**Extracted data entries:**

-- begin --

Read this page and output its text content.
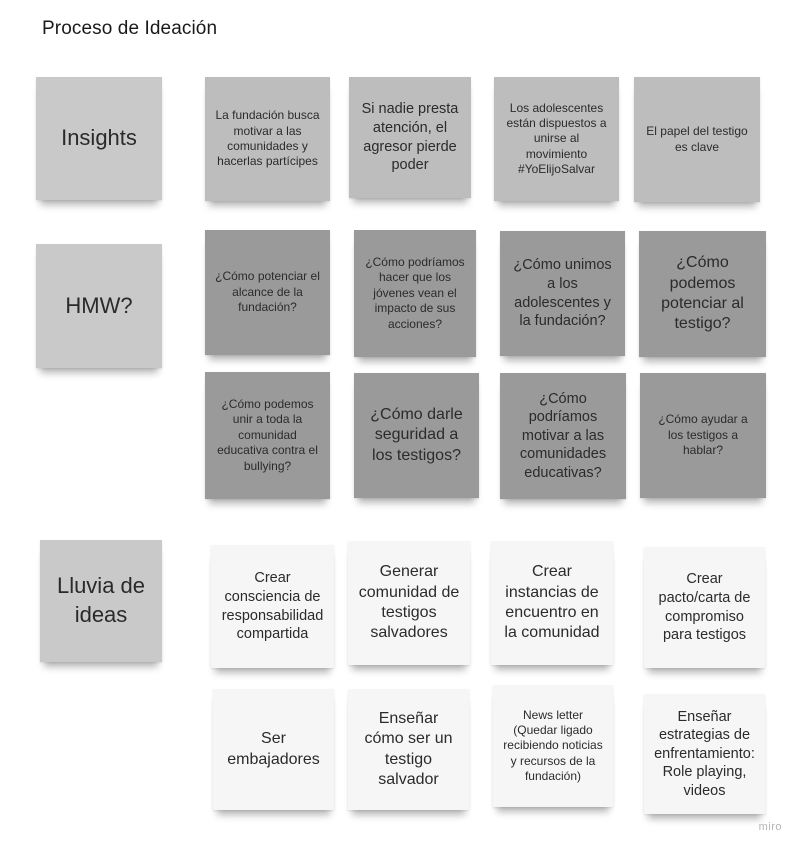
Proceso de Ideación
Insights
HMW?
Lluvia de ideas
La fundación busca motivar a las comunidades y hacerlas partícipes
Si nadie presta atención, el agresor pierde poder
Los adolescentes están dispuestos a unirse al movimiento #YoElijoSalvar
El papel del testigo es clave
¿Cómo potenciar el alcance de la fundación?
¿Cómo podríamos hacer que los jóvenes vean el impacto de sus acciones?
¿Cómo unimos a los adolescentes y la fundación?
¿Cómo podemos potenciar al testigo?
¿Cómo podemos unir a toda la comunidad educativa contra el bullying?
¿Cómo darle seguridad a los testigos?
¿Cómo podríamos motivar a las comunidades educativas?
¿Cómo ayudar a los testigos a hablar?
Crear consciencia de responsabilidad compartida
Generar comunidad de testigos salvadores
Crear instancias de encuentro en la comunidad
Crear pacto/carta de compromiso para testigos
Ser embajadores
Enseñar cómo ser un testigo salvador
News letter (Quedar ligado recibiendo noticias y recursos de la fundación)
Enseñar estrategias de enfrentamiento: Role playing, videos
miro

-- end --

**Description of the task:** In the material above, find the lines that contain "fundación" and show them.

**Output for this exercise:**
La fundación busca motivar a las comunidades y hacerlas partícipes
¿Cómo potenciar el alcance de la fundación?
¿Cómo unimos a los adolescentes y la fundación?
News letter (Quedar ligado recibiendo noticias y recursos de la fundación)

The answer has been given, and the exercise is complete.